**WORK TO DO**. Please copy every line of the records below that holds the word "فقالت".

--- START OF STORED RECORDS ---

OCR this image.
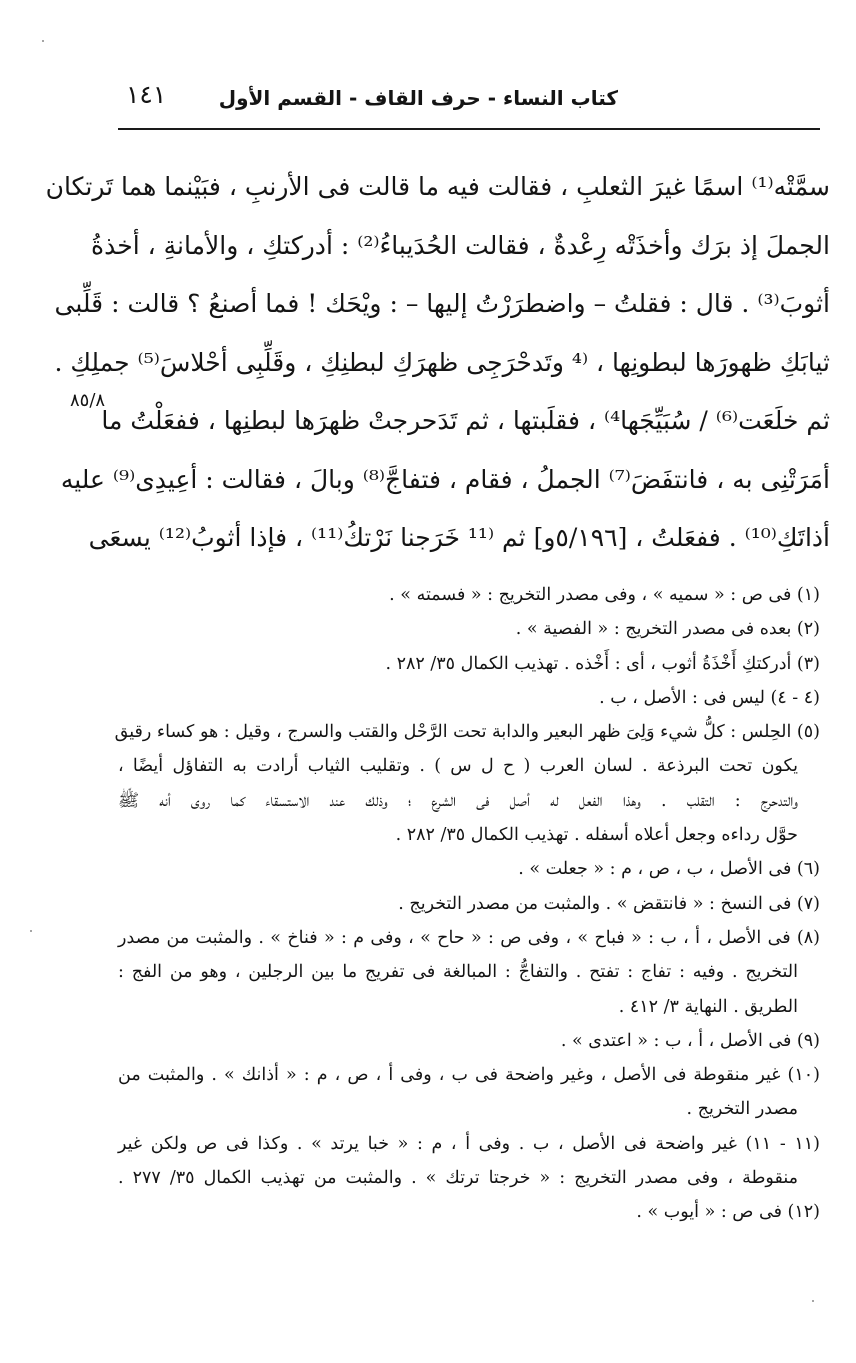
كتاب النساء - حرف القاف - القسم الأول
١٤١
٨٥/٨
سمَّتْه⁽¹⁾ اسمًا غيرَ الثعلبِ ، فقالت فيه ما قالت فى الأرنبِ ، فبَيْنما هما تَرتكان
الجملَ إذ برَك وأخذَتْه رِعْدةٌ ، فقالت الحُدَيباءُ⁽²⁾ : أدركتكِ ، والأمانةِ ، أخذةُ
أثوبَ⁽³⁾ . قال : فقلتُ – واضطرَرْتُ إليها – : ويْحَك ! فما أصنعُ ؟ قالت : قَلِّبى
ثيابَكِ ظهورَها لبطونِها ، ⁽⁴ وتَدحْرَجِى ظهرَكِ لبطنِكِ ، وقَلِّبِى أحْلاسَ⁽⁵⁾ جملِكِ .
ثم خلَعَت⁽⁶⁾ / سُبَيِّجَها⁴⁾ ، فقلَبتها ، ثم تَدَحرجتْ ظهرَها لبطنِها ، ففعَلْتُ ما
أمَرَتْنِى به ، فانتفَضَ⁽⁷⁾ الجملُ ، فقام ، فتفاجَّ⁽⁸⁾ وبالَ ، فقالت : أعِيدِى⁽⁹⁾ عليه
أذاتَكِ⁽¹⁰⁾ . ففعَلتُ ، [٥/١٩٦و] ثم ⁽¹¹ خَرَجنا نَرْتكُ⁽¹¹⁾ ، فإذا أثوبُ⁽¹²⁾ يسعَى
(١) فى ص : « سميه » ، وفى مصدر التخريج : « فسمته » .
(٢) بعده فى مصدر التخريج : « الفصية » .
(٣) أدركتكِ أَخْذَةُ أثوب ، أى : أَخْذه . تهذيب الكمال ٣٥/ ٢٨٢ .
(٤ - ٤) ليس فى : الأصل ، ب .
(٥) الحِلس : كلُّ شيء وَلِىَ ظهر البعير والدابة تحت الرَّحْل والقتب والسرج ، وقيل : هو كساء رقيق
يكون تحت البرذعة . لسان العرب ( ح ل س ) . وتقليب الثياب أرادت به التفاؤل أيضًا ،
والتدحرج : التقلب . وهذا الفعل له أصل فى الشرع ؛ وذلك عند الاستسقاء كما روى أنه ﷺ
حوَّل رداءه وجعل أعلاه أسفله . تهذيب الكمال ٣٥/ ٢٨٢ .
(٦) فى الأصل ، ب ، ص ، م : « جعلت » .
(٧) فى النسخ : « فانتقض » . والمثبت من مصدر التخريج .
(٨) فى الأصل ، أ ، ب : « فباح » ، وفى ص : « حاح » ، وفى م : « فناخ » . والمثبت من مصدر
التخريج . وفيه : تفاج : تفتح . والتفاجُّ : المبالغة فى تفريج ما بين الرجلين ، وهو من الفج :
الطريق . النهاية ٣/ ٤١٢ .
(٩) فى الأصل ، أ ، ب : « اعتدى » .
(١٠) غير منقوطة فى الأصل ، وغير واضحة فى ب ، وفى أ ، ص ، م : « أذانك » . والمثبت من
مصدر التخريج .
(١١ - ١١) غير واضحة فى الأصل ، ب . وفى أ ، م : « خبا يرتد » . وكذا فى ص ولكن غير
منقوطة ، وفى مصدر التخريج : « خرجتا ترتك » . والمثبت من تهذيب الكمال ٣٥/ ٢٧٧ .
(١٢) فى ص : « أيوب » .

--- END OF STORED RECORDS ---
--- START OF STORED RECORDS ---

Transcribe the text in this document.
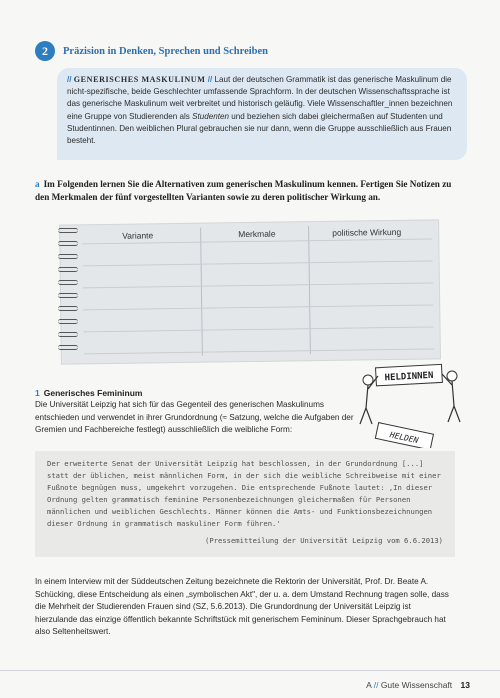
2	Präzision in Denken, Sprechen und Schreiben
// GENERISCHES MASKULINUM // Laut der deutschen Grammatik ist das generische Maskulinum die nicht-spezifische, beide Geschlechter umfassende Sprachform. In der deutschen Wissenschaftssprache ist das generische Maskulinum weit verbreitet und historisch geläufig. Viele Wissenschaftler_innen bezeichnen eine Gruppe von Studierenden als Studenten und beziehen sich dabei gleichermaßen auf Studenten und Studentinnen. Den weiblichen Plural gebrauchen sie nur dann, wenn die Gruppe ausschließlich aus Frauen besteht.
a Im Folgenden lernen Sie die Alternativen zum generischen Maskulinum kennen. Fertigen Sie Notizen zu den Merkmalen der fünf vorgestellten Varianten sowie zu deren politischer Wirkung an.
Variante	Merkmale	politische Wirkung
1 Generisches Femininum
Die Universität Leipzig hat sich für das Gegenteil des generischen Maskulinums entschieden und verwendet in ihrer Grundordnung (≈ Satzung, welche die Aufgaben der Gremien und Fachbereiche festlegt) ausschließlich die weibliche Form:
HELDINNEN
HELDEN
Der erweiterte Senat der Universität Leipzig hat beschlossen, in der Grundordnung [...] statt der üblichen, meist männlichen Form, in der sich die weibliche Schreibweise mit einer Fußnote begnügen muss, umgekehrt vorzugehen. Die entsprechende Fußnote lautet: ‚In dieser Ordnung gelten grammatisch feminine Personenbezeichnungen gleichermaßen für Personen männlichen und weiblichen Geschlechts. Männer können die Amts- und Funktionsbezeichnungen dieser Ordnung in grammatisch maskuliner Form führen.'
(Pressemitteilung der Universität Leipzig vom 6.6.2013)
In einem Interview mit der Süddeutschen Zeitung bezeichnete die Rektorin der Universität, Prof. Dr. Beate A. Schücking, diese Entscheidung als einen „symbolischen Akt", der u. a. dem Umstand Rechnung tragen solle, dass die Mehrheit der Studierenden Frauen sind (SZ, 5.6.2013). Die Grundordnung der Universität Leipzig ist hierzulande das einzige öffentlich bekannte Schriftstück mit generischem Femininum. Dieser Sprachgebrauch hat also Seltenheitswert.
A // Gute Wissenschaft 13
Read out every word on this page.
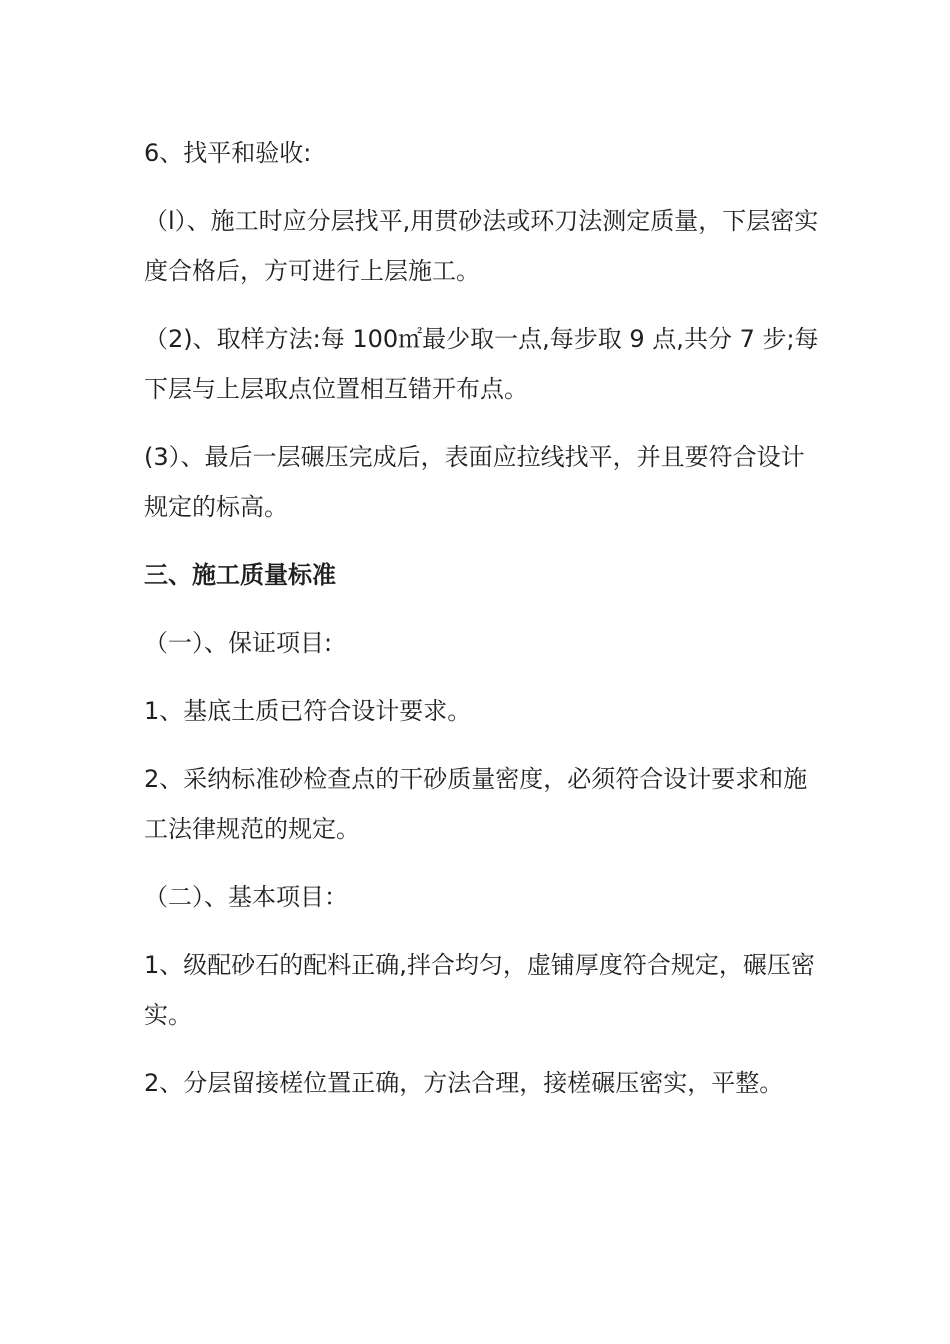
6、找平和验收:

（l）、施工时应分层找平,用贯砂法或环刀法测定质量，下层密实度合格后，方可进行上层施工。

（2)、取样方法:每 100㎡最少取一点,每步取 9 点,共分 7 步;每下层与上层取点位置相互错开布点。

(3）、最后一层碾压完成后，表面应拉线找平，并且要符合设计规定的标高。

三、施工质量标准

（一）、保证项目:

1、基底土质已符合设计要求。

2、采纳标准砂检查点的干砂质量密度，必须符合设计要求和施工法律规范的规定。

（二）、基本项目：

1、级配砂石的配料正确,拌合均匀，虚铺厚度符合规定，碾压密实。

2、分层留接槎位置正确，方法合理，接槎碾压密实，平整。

--- END OF STORED RECORDS ---
--- START OF STORED RECORDS ---

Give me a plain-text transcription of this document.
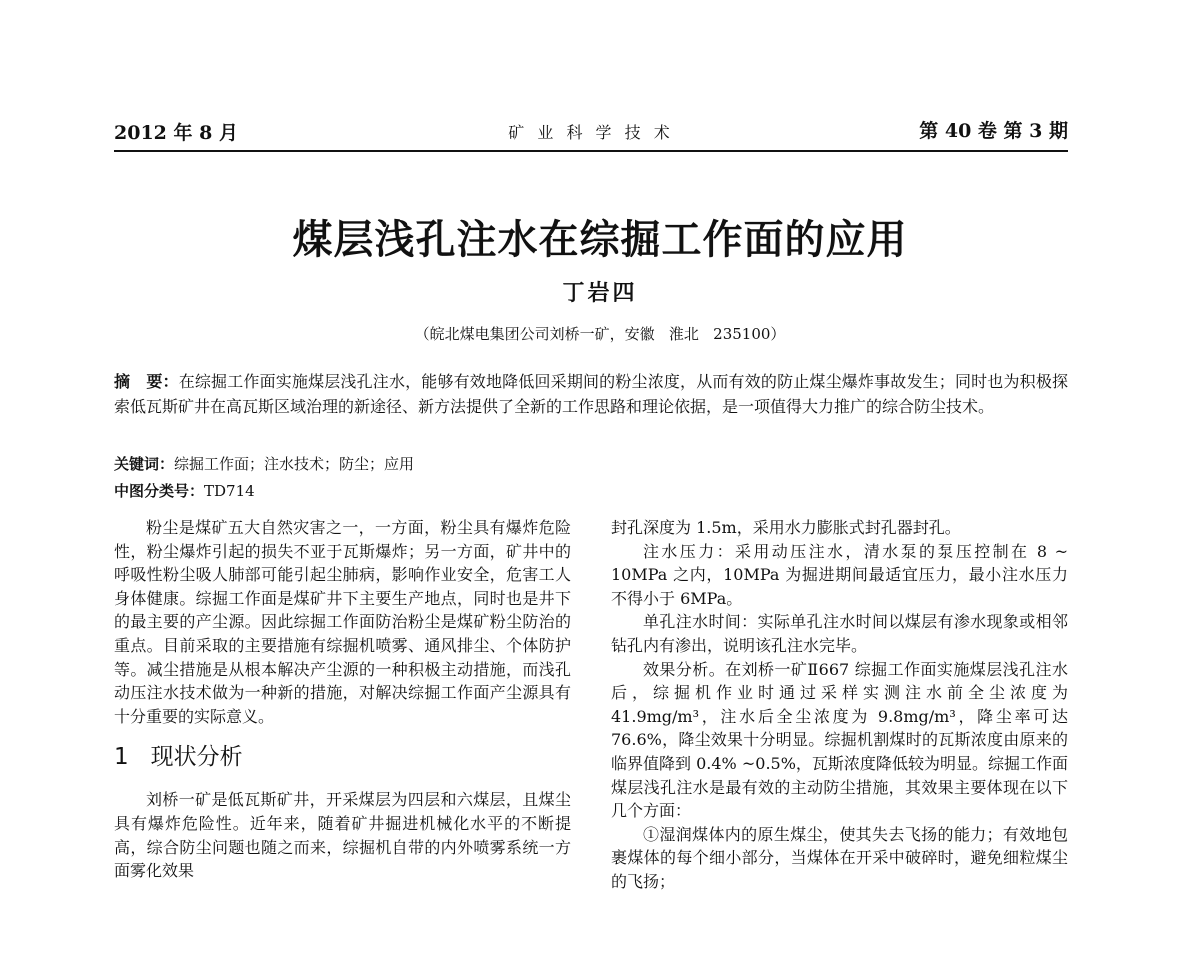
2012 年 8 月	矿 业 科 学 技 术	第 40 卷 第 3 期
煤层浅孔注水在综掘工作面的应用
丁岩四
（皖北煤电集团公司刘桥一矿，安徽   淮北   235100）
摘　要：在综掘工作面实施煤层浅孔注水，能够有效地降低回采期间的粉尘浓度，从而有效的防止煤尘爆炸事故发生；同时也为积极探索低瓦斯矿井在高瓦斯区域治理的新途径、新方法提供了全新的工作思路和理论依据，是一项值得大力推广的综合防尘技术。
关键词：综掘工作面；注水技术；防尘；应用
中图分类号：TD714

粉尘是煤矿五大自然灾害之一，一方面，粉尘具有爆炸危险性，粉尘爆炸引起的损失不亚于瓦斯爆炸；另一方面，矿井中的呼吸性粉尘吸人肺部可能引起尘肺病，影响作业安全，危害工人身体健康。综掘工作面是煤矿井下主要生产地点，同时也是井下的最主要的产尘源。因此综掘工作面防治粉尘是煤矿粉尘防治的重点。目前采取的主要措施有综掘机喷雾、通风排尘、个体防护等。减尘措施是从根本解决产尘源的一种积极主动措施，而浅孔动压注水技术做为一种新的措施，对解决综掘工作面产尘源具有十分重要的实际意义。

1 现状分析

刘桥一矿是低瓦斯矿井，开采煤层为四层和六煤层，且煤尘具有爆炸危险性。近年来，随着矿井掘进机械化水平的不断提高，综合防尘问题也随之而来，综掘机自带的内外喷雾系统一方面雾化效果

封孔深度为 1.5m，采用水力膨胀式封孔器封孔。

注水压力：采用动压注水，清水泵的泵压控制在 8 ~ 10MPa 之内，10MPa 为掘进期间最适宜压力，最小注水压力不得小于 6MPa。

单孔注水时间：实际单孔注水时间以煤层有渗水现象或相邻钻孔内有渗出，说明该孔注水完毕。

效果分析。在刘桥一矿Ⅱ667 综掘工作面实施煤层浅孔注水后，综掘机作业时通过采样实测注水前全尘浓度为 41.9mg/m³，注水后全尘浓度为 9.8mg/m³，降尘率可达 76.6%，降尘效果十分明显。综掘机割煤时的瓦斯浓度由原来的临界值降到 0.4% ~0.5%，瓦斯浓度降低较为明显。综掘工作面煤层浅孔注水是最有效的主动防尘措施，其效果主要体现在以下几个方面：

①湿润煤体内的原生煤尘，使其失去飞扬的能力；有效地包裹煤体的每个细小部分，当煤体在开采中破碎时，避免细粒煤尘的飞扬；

--- END OF STORED RECORDS ---

**EXERCISE RESPONSE**.
سمَّتْه⁽¹⁾ اسمًا غيرَ الثعلبِ ، فقالت فيه ما قالت فى الأرنبِ ، فبَيْنما هما تَرتكان
الجملَ إذ برَك وأخذَتْه رِعْدةٌ ، فقالت الحُدَيباءُ⁽²⁾ : أدركتكِ ، والأمانةِ ، أخذةُ
أمَرَتْنِى به ، فانتفَضَ⁽⁷⁾ الجملُ ، فقام ، فتفاجَّ⁽⁸⁾ وبالَ ، فقالت : أعِيدِى⁽⁹⁾ عليه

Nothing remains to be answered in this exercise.